§ YOUR OBJECTIVE
Pick out every line holding the string "aussi" and copy it.

§ Collected data
┌──

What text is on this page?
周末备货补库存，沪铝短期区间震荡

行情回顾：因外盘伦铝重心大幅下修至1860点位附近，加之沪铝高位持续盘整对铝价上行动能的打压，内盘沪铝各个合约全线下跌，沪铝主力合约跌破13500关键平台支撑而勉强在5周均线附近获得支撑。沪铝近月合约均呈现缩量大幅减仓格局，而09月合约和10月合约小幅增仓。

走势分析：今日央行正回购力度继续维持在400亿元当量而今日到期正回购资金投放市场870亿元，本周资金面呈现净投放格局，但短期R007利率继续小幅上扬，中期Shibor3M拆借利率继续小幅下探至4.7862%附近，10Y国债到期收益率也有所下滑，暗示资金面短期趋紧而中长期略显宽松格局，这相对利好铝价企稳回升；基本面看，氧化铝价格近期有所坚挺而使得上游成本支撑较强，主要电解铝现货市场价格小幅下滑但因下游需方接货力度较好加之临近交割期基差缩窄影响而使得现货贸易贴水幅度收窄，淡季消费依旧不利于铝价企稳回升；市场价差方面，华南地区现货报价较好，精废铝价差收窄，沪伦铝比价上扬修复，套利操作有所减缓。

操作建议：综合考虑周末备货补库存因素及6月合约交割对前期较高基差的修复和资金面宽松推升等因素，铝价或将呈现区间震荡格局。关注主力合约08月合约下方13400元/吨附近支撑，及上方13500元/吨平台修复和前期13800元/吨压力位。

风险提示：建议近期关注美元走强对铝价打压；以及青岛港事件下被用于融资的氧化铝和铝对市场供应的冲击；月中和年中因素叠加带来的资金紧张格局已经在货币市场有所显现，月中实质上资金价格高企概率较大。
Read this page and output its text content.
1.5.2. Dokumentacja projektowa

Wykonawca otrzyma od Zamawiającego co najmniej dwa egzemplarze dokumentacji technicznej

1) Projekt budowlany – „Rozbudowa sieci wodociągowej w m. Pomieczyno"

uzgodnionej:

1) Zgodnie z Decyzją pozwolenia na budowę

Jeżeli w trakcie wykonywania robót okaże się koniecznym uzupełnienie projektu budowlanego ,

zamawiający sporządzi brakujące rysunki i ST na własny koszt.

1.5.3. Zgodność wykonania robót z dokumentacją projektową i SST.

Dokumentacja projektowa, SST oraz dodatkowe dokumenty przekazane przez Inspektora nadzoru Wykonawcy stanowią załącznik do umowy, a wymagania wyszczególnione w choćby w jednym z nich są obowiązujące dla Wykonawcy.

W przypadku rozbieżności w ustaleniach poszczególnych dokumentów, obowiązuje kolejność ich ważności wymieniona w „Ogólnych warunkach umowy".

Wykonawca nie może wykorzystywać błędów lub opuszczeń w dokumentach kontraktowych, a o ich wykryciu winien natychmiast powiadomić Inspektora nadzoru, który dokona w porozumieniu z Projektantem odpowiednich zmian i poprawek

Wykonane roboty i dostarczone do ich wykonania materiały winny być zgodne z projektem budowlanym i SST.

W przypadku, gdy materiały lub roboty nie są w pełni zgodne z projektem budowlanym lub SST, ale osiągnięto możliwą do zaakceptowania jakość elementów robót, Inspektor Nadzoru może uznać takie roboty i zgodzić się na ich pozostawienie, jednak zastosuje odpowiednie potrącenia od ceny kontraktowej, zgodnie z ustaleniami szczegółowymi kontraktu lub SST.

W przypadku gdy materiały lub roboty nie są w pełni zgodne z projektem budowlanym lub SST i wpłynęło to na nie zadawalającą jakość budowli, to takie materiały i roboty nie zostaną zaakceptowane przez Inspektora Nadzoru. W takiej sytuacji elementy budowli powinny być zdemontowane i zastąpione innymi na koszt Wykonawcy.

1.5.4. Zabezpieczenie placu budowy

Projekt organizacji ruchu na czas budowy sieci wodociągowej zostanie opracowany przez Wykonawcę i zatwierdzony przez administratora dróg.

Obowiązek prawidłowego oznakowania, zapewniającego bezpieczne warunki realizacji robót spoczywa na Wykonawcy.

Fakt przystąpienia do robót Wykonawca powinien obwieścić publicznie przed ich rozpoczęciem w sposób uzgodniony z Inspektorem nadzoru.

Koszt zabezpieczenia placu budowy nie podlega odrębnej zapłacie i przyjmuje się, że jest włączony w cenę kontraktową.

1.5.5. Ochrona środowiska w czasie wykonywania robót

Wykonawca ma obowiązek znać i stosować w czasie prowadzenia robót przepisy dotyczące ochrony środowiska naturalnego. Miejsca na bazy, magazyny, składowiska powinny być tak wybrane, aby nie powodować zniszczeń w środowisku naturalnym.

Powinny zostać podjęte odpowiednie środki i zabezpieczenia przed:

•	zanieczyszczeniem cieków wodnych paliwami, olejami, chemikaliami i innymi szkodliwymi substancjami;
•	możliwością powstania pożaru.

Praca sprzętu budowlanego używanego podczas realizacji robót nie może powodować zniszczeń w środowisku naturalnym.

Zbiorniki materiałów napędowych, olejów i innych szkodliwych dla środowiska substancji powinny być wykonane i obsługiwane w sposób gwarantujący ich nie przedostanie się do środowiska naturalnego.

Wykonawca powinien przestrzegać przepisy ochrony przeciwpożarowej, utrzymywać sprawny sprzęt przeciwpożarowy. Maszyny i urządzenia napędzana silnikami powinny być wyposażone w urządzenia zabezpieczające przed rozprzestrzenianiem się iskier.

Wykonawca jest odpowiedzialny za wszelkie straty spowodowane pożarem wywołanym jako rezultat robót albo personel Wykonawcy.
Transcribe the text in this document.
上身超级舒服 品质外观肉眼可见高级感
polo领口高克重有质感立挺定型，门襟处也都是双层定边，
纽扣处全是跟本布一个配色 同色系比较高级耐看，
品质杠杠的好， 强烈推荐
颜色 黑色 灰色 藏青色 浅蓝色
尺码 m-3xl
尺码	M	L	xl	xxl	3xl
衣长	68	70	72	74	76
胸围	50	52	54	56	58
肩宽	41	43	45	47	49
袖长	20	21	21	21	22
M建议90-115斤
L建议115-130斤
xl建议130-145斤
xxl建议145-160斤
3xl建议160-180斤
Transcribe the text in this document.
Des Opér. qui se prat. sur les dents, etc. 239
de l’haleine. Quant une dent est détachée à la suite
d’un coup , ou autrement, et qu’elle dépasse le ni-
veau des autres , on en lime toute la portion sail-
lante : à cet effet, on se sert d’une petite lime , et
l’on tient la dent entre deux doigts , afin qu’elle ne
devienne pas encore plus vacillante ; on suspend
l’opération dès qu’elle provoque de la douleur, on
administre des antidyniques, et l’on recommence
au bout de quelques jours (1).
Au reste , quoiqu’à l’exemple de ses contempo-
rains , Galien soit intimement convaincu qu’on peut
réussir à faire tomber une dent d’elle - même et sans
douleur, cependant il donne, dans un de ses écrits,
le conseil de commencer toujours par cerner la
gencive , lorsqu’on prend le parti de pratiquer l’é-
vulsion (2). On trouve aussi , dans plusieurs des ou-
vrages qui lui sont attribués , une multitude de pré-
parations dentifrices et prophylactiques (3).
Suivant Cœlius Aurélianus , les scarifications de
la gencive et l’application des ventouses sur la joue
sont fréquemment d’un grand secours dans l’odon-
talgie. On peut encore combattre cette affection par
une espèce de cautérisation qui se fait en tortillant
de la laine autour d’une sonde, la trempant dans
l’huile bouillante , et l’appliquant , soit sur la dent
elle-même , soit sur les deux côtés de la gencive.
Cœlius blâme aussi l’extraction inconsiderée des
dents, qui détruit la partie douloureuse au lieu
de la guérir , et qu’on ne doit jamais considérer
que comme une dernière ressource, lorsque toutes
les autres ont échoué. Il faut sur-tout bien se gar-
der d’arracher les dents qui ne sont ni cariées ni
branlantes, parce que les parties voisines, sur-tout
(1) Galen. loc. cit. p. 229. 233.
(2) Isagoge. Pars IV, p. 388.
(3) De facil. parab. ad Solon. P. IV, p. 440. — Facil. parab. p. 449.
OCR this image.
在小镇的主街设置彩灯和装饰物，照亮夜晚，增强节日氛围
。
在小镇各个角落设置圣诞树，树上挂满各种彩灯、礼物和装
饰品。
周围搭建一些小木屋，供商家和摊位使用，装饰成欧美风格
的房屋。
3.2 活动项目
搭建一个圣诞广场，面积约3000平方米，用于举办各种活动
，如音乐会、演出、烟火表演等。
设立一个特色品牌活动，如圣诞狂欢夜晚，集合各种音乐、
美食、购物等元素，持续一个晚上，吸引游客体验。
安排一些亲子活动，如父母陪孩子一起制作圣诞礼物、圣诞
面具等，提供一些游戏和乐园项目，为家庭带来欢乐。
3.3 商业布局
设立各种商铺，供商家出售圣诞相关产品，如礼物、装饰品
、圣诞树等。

└──

§ RESULT BELOW
vulsion (2). On trouve aussi , dans plusieurs des ou-
Cœlius blâme aussi l’extraction inconsiderée des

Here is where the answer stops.